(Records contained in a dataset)

+++

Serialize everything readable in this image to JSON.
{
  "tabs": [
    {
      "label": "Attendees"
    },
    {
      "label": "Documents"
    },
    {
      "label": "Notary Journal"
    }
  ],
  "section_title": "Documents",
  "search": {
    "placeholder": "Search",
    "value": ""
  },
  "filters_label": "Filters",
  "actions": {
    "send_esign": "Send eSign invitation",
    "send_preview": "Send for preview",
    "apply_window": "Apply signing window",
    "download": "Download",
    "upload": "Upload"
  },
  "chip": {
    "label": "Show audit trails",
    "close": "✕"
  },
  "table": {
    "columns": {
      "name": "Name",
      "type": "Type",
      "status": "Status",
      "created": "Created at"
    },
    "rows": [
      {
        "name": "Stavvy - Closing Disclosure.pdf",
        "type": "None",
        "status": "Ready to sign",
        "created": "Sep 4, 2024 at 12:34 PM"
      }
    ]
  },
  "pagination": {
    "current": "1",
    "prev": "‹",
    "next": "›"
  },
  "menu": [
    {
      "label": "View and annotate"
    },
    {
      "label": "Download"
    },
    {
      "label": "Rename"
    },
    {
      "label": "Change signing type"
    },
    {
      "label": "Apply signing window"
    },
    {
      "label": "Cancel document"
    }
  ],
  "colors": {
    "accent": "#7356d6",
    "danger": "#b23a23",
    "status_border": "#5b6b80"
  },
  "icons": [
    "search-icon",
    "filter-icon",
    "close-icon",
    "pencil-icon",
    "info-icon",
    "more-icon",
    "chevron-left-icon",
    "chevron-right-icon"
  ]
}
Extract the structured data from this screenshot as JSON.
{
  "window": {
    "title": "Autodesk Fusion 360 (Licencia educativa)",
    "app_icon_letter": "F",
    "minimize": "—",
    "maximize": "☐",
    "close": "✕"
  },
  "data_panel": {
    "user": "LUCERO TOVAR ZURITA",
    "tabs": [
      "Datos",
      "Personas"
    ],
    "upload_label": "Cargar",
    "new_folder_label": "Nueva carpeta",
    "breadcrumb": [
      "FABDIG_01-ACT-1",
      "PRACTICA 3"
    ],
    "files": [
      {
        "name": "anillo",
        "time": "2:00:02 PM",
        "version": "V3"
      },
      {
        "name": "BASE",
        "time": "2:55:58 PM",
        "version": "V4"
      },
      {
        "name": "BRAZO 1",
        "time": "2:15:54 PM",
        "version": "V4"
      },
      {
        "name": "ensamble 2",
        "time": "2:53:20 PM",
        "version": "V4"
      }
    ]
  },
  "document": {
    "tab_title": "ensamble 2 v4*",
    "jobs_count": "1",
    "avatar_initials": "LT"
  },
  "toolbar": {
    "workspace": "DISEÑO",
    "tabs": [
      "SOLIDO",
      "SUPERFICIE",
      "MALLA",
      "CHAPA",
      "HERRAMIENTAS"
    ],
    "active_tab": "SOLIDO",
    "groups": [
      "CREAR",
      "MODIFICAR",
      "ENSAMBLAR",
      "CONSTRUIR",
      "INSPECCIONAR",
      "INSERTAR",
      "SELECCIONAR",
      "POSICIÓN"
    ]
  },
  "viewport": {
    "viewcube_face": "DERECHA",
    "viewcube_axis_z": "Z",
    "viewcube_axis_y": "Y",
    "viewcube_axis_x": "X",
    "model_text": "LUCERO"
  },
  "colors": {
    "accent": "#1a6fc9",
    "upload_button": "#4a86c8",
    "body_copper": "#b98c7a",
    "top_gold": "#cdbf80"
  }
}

+++

Each line of the listing should be echoed back exactly.

Serialize everything readable in this image to JSON.
{
  "tabs": [
    {
      "label": "Attendees"
    },
    {
      "label": "Documents"
    },
    {
      "label": "Notary Journal"
    }
  ],
  "section_title": "Documents",
  "search": {
    "placeholder": "Search",
    "value": ""
  },
  "filters_label": "Filters",
  "actions": {
    "send_esign": "Send eSign invitation",
    "send_preview": "Send for preview",
    "apply_window": "Apply signing window",
    "download": "Download",
    "upload": "Upload"
  },
  "chip": {
    "label": "Show audit trails",
    "close": "✕"
  },
  "table": {
    "columns": {
      "name": "Name",
      "type": "Type",
      "status": "Status",
      "created": "Created at"
    },
    "rows": [
      {
        "name": "Stavvy - Closing Disclosure.pdf",
        "type": "None",
        "status": "Ready to sign",
        "created": "Sep 4, 2024 at 12:34 PM"
      }
    ]
  },
  "pagination": {
    "current": "1",
    "prev": "‹",
    "next": "›"
  },
  "menu": [
    {
      "label": "View and annotate"
    },
    {
      "label": "Download"
    },
    {
      "label": "Rename"
    },
    {
      "label": "Change signing type"
    },
    {
      "label": "Apply signing window"
    },
    {
      "label": "Cancel document"
    }
  ],
  "colors": {
    "accent": "#7356d6",
    "danger": "#b23a23",
    "status_border": "#5b6b80"
  },
  "icons": [
    "search-icon",
    "filter-icon",
    "close-icon",
    "pencil-icon",
    "info-icon",
    "more-icon",
    "chevron-left-icon",
    "chevron-right-icon"
  ]
}
Extract the structured data from this screenshot as JSON.
{
  "window": {
    "title": "Autodesk Fusion 360 (Licencia educativa)",
    "app_icon_letter": "F",
    "minimize": "—",
    "maximize": "☐",
    "close": "✕"
  },
  "data_panel": {
    "user": "LUCERO TOVAR ZURITA",
    "tabs": [
      "Datos",
      "Personas"
    ],
    "upload_label": "Cargar",
    "new_folder_label": "Nueva carpeta",
    "breadcrumb": [
      "FABDIG_01-ACT-1",
      "PRACTICA 3"
    ],
    "files": [
      {
        "name": "anillo",
        "time": "2:00:02 PM",
        "version": "V3"
      },
      {
        "name": "BASE",
        "time": "2:55:58 PM",
        "version": "V4"
      },
      {
        "name": "BRAZO 1",
        "time": "2:15:54 PM",
        "version": "V4"
      },
      {
        "name": "ensamble 2",
        "time": "2:53:20 PM",
        "version": "V4"
      }
    ]
  },
  "document": {
    "tab_title": "ensamble 2 v4*",
    "jobs_count": "1",
    "avatar_initials": "LT"
  },
  "toolbar": {
    "workspace": "DISEÑO",
    "tabs": [
      "SOLIDO",
      "SUPERFICIE",
      "MALLA",
      "CHAPA",
      "HERRAMIENTAS"
    ],
    "active_tab": "SOLIDO",
    "groups": [
      "CREAR",
      "MODIFICAR",
      "ENSAMBLAR",
      "CONSTRUIR",
      "INSPECCIONAR",
      "INSERTAR",
      "SELECCIONAR",
      "POSICIÓN"
    ]
  },
  "viewport": {
    "viewcube_face": "DERECHA",
    "viewcube_axis_z": "Z",
    "viewcube_axis_y": "Y",
    "viewcube_axis_x": "X",
    "model_text": "LUCERO"
  },
  "colors": {
    "accent": "#1a6fc9",
    "upload_button": "#4a86c8",
    "body_copper": "#b98c7a",
    "top_gold": "#cdbf80"
  }
}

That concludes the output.